── FRAGMENTO FACILITADO ──

En diciembre de 2017, Cs con Inés Arrimadas de candidata supo concitar esa esperanza. Lo prueba que ganó las elecciones, si bien el bloque separatista volvió a sumar en medio de un clima muy tensionado por el encarcelamiento de la mayoría de los líderes del procés y la huida de Puigdemont a Bélgica, que rápidamente se convirtió en el héroe gamberro del separatismo gracias a la negativa de la justicia de ese país a conceder a España su extradición. El éxito del partido naranja fue flor de un día y pronto entró en vía muerta. Albert Rivera lo condujo con mucho empeño hacia al desastre electoral en las generales, y Arrimadas intenta ahora devolverlo a una senda reconocible como fuerza pragmática de centro liberal. Pero en Cataluña es demasiado tarde para que Cs recupere la posición privilegiada que ocupó al final del procés. Lorena Roldán y otros dirigentes del partido asumen como inevitable una estrepitosa caída que dejará en poca cosa esos fabulosos 36 diputados que obtuvieron en diciembre de 2017. A su derecha, al PP catalán no le pudo ir peor hace dos años por culpa de la inoperancia de Mariano Rajoy, y Alejandro Fernández cuenta ahora con doblar esos pobres resultados gracias al acierto de sus intervenciones parlamentarias. Aun así tendrá que batallar duro ante la aparición de Vox como se ha visto en Euskadi, donde un frente constitucionalista de derechas con un cabeza de lista “duro” como Carlos Iturgaiz no ha podido evitar el estreno de la extrema derecha en el parlamento de Vitoria.

───
── LÍNEAS DE DATOS ──

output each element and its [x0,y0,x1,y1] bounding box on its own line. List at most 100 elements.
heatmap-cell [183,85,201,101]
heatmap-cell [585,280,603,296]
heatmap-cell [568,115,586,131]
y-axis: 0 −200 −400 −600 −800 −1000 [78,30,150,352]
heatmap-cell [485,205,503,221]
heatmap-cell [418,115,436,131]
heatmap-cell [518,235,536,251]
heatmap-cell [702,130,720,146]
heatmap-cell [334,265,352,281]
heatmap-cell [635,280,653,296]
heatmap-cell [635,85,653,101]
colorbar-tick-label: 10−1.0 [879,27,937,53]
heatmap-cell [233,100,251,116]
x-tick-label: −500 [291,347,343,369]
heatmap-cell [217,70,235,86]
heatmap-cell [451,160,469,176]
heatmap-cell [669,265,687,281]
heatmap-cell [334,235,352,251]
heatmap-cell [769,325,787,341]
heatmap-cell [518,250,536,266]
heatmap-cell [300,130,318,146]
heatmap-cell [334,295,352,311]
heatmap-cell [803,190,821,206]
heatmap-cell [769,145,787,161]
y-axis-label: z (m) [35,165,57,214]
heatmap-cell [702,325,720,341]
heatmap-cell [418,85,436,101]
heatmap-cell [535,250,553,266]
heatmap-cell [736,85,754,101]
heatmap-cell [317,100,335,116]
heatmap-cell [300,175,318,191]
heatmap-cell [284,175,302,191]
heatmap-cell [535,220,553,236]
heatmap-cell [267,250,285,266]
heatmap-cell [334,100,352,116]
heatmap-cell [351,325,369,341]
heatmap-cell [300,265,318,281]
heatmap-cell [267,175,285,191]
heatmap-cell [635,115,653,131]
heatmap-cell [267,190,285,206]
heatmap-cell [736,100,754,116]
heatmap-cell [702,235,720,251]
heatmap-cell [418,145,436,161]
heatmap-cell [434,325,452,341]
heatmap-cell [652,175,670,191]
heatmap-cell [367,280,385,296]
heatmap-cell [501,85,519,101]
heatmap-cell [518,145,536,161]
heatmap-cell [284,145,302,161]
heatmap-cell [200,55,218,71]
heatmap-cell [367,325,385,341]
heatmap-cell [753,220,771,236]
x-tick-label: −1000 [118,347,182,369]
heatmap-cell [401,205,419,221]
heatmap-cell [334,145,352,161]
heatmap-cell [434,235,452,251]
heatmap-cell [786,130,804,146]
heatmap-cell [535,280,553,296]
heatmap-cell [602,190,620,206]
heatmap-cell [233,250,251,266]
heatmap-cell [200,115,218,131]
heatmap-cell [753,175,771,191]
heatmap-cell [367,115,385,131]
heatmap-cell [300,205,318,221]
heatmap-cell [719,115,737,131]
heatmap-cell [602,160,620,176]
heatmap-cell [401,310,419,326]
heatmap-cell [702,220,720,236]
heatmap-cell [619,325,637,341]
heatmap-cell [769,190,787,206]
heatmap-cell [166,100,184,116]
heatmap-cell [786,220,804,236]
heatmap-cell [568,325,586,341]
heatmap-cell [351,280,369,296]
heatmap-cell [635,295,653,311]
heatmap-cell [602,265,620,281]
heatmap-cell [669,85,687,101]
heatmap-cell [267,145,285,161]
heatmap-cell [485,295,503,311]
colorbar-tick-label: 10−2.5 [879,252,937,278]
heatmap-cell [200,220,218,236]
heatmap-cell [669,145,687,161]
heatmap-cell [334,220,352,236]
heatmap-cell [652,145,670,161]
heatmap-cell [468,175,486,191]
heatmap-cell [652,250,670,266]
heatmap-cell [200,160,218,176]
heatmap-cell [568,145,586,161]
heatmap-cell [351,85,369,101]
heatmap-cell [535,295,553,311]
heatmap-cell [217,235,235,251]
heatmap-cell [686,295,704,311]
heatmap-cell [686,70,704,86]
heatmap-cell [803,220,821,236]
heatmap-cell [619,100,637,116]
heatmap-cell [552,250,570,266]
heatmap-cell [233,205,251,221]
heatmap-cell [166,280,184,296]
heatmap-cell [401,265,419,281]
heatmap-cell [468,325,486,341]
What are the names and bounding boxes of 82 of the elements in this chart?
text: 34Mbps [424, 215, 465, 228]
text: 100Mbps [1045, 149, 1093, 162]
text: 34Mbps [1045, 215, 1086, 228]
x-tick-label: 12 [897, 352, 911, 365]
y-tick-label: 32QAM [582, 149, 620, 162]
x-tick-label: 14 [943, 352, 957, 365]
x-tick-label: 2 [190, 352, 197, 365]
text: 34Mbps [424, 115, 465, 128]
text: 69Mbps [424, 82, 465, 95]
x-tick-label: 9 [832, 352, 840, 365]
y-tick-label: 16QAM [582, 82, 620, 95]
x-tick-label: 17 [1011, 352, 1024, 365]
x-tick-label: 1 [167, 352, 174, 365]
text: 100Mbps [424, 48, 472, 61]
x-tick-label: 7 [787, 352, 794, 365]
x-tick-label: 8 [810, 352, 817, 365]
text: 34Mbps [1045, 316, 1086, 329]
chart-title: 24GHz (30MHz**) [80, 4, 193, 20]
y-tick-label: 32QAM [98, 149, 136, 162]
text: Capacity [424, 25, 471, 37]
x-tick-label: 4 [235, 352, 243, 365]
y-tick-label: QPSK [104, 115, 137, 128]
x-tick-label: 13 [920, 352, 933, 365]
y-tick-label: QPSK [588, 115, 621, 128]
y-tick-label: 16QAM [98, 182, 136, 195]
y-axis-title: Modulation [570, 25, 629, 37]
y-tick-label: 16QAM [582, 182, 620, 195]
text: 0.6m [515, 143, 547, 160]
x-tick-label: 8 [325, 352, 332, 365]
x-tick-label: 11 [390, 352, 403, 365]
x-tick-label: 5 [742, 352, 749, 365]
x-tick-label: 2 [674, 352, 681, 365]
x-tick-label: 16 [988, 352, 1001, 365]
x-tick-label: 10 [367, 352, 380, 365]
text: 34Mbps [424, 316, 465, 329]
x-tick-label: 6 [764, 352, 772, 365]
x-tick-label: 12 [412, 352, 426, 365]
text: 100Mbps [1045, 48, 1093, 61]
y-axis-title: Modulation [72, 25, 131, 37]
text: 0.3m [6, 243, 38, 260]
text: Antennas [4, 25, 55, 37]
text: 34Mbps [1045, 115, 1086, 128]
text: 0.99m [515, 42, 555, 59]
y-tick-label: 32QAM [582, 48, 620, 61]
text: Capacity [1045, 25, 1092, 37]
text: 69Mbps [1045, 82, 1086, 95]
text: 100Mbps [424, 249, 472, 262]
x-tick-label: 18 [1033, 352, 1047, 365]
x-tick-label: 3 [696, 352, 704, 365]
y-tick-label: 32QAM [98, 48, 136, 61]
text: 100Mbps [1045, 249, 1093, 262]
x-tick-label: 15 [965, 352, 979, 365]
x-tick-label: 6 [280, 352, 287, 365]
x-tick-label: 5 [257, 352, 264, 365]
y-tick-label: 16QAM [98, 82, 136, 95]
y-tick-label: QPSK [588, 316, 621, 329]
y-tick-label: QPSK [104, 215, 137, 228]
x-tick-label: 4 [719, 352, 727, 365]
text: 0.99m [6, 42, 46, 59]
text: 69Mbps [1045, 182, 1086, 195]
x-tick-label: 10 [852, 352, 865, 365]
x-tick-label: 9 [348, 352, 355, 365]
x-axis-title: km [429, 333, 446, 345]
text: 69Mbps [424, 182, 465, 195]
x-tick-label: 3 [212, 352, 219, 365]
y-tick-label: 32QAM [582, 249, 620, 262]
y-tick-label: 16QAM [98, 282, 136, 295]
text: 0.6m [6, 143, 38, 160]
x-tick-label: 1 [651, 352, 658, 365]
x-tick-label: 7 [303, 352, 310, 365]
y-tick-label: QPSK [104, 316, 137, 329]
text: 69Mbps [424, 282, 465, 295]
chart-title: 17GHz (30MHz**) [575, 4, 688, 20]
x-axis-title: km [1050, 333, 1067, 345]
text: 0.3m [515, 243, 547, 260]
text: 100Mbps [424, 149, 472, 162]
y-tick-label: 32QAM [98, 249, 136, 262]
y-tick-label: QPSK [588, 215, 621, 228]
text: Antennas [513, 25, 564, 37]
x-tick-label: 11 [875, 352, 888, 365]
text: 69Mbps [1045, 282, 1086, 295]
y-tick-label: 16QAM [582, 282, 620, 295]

───

TU TAREA | Indica cuántos diputados obtuvo Cs en diciembre de 2017 según el fragmento facilitado.

SOLUCIÓN ESCRITA | 36 diputados.